• _Data rows_
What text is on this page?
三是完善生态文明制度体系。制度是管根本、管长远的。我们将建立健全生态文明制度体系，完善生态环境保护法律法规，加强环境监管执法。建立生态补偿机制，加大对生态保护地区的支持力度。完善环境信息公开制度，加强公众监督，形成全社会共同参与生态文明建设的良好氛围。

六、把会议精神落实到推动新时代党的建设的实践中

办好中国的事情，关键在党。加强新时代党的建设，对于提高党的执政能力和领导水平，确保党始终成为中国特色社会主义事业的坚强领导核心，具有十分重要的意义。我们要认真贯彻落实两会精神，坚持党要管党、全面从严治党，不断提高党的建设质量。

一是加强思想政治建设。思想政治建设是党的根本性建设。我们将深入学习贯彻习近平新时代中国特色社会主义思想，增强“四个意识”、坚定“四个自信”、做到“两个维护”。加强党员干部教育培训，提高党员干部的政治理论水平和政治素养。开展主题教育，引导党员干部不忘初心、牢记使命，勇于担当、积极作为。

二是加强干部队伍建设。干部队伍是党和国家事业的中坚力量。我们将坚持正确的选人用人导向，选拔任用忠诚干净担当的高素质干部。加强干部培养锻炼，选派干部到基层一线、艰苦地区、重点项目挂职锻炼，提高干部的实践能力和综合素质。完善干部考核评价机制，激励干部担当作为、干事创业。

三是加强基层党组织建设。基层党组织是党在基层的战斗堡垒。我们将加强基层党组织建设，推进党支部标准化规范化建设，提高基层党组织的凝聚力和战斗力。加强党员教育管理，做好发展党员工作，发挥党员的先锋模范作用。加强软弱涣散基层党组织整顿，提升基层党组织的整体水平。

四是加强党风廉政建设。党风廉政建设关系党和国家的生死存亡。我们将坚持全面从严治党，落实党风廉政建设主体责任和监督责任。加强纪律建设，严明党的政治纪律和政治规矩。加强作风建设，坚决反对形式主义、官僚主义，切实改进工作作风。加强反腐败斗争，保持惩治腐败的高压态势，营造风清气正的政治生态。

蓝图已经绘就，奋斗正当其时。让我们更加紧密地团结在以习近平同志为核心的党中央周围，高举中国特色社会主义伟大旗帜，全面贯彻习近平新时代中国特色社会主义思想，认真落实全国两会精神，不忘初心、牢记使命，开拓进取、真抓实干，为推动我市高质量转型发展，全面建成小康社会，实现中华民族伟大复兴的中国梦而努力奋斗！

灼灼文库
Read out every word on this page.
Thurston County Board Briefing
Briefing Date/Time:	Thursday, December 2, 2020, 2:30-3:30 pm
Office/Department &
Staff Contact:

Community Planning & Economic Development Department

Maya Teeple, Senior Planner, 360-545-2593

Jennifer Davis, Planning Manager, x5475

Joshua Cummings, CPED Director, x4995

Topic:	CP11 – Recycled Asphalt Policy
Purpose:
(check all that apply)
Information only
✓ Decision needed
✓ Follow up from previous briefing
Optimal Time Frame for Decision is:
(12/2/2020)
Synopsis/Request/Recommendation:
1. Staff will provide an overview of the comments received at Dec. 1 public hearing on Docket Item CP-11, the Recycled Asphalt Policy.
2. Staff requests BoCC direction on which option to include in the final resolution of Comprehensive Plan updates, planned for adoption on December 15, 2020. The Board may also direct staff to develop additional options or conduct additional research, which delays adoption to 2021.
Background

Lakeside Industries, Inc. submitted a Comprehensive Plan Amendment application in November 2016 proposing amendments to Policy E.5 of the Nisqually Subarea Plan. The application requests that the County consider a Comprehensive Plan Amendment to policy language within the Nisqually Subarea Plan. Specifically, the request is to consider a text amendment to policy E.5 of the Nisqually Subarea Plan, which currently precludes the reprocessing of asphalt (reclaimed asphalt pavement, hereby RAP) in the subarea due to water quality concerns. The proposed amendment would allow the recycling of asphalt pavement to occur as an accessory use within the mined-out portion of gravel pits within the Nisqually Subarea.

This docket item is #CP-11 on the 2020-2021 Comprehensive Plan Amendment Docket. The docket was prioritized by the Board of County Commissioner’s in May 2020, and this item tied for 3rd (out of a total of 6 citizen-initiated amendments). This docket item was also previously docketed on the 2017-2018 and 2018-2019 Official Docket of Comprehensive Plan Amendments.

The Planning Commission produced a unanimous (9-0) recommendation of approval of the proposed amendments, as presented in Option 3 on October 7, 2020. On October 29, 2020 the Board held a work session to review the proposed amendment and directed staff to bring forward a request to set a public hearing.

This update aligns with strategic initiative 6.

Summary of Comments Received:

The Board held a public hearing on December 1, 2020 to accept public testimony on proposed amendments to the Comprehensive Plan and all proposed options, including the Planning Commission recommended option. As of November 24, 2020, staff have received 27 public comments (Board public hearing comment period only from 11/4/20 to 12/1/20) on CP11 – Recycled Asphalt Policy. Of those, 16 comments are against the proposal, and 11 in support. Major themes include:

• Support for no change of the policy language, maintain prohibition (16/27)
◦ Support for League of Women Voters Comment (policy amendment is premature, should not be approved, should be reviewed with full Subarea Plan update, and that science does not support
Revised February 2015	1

• _Goal_
Say how many lines in this listing hold the string "page", giving the count and nothing more.

• _Task result_
2